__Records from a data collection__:
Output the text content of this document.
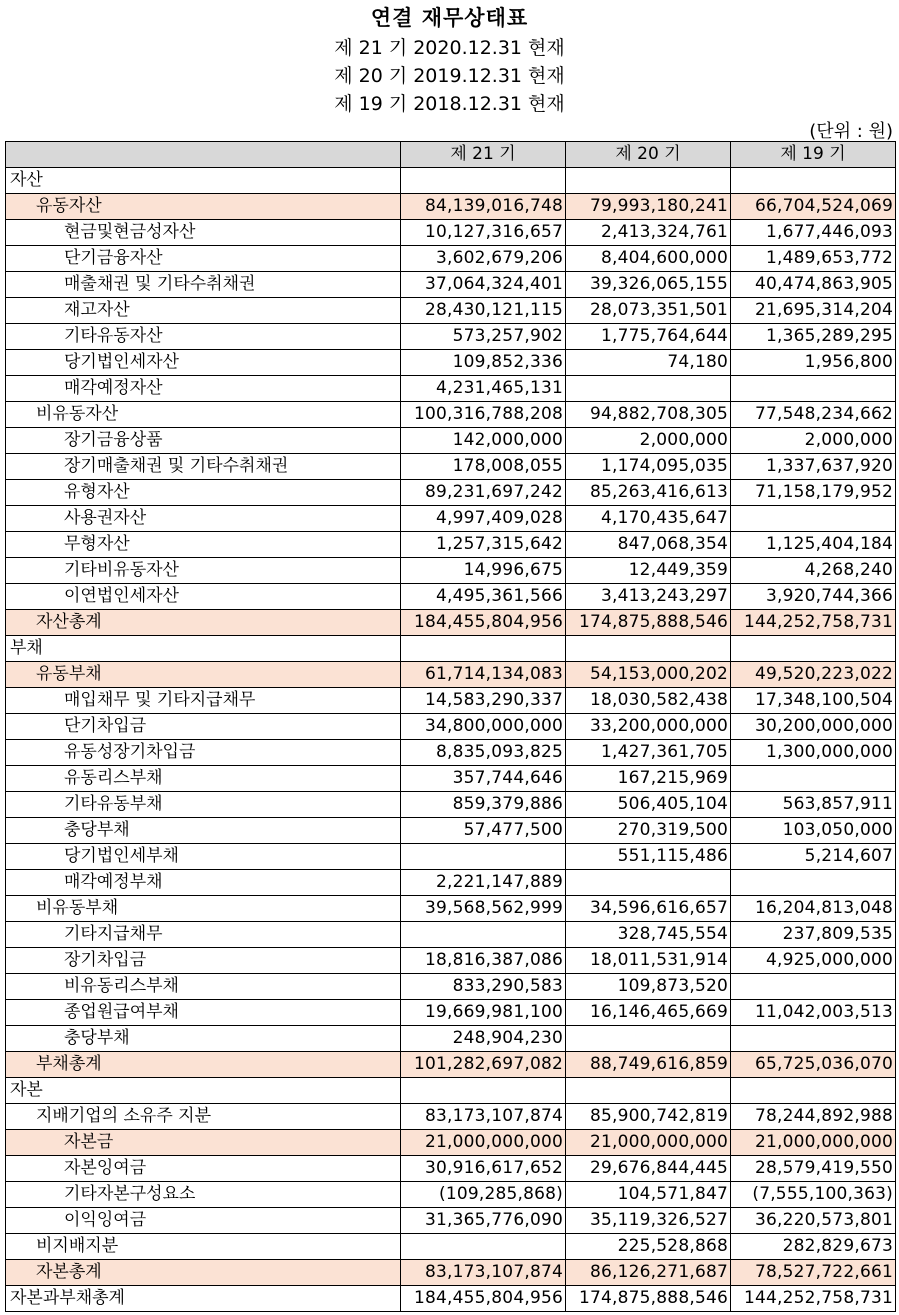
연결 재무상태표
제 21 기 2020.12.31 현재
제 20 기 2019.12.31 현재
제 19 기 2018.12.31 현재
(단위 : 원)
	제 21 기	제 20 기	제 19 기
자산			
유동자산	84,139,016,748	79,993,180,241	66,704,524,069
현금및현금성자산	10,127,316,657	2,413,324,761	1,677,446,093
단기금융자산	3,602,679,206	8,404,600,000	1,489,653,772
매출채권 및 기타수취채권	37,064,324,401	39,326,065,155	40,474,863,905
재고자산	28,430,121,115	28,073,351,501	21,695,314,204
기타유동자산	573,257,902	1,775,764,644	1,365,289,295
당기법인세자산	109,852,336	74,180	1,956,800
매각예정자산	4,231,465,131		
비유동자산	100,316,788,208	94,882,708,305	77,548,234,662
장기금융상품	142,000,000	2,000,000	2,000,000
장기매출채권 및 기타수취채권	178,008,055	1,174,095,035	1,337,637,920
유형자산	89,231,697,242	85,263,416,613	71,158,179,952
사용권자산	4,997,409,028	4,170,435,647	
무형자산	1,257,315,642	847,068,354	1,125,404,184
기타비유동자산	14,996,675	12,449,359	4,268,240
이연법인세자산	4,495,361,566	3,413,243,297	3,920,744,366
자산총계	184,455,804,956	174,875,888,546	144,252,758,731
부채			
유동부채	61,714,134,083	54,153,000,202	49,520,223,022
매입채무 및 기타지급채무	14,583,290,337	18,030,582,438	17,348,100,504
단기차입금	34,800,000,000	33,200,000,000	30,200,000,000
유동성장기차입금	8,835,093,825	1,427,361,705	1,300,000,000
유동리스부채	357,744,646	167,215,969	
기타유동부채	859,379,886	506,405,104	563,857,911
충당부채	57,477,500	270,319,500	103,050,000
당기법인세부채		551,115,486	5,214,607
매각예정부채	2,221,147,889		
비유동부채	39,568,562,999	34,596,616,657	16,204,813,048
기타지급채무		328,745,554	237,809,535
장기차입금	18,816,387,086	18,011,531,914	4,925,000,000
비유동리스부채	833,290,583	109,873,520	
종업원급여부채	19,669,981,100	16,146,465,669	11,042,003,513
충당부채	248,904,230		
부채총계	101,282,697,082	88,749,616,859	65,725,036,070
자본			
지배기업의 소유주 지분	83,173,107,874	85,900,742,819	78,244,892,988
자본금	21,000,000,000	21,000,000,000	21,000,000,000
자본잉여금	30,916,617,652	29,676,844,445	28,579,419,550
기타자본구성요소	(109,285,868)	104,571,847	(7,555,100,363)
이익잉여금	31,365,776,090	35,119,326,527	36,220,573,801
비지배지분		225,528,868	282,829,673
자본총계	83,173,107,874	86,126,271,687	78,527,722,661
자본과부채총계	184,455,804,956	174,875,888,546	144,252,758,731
* * *
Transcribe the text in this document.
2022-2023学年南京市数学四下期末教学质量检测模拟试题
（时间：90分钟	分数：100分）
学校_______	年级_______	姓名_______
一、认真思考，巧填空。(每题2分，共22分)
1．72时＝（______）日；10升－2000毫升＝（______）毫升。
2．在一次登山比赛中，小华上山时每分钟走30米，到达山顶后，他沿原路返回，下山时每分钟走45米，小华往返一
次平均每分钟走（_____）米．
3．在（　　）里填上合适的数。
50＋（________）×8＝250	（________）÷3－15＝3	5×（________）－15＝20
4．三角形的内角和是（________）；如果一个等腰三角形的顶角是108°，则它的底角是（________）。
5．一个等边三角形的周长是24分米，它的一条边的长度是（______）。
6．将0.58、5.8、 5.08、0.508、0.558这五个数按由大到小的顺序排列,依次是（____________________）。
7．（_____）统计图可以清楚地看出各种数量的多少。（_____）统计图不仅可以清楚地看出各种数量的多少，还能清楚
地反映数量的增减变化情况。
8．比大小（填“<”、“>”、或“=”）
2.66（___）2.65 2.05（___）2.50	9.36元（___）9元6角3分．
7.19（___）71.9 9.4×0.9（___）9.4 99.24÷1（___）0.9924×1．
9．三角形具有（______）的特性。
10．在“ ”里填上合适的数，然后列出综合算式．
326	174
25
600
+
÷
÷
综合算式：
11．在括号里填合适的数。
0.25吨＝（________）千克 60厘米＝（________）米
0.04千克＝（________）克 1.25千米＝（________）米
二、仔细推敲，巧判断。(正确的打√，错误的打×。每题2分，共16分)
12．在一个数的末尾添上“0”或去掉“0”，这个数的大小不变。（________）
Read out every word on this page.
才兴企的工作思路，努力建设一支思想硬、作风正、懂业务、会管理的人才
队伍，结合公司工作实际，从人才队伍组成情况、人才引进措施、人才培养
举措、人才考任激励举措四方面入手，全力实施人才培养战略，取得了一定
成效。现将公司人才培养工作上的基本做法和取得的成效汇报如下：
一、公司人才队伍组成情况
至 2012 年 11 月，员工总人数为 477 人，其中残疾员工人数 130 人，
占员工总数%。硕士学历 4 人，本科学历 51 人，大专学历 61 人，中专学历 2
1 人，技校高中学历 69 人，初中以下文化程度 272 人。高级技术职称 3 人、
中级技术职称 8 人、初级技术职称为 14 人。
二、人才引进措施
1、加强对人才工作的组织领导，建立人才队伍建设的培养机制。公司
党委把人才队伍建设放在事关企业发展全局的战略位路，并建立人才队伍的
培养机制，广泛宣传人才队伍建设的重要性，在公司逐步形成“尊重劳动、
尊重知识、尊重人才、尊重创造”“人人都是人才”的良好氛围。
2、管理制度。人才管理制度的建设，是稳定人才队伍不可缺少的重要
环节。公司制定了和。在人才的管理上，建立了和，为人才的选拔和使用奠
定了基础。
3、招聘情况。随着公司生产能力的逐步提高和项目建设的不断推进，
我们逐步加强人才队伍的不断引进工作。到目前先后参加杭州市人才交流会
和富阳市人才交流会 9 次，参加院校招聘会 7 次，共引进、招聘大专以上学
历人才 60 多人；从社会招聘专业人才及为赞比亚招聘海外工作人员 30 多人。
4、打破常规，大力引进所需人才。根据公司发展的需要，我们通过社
--
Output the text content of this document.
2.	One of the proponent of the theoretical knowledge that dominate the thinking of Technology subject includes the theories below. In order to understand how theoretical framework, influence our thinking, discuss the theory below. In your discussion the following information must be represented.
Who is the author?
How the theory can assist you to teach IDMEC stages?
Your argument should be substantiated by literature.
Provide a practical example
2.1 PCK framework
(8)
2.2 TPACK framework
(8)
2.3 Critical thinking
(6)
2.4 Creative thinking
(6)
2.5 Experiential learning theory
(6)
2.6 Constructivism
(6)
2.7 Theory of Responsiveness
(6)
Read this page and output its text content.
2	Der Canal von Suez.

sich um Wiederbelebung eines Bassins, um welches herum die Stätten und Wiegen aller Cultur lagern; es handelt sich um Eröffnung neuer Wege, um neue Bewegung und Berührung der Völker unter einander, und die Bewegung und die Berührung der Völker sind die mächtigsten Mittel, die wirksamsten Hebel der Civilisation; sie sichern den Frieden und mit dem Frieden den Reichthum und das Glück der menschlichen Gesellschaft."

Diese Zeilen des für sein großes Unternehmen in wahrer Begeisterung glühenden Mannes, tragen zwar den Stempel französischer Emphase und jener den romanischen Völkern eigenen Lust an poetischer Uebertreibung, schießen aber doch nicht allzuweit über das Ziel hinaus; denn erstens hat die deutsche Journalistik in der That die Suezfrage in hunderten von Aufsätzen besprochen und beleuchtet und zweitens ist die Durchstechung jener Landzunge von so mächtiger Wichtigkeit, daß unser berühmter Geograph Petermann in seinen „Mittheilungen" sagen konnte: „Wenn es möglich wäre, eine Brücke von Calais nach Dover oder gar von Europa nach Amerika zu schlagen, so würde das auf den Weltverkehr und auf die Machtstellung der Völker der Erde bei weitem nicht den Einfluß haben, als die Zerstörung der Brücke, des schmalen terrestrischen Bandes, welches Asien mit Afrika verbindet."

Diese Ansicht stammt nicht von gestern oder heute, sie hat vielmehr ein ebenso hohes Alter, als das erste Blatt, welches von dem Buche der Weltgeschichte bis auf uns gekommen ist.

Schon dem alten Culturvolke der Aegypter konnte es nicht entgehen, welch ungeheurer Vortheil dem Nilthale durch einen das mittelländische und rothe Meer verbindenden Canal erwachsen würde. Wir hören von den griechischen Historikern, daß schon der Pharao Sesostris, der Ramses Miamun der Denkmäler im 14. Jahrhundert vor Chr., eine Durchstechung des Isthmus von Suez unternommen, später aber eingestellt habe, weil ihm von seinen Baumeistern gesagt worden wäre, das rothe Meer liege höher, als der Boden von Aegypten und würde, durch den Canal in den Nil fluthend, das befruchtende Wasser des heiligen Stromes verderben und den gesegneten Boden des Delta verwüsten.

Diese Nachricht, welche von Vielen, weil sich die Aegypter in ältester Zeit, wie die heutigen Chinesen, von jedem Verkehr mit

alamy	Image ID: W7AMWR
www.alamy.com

__Aim of the exercise__: Show all lines from the records above where the word "framework" occurs.

__Task solution__:
2.	One of the proponent of the theoretical knowledge that dominate the thinking of Technology subject includes the theories below. In order to understand how theoretical framework, influence our thinking, discuss the theory below. In your discussion the following information must be represented.
2.1 PCK framework
2.2 TPACK framework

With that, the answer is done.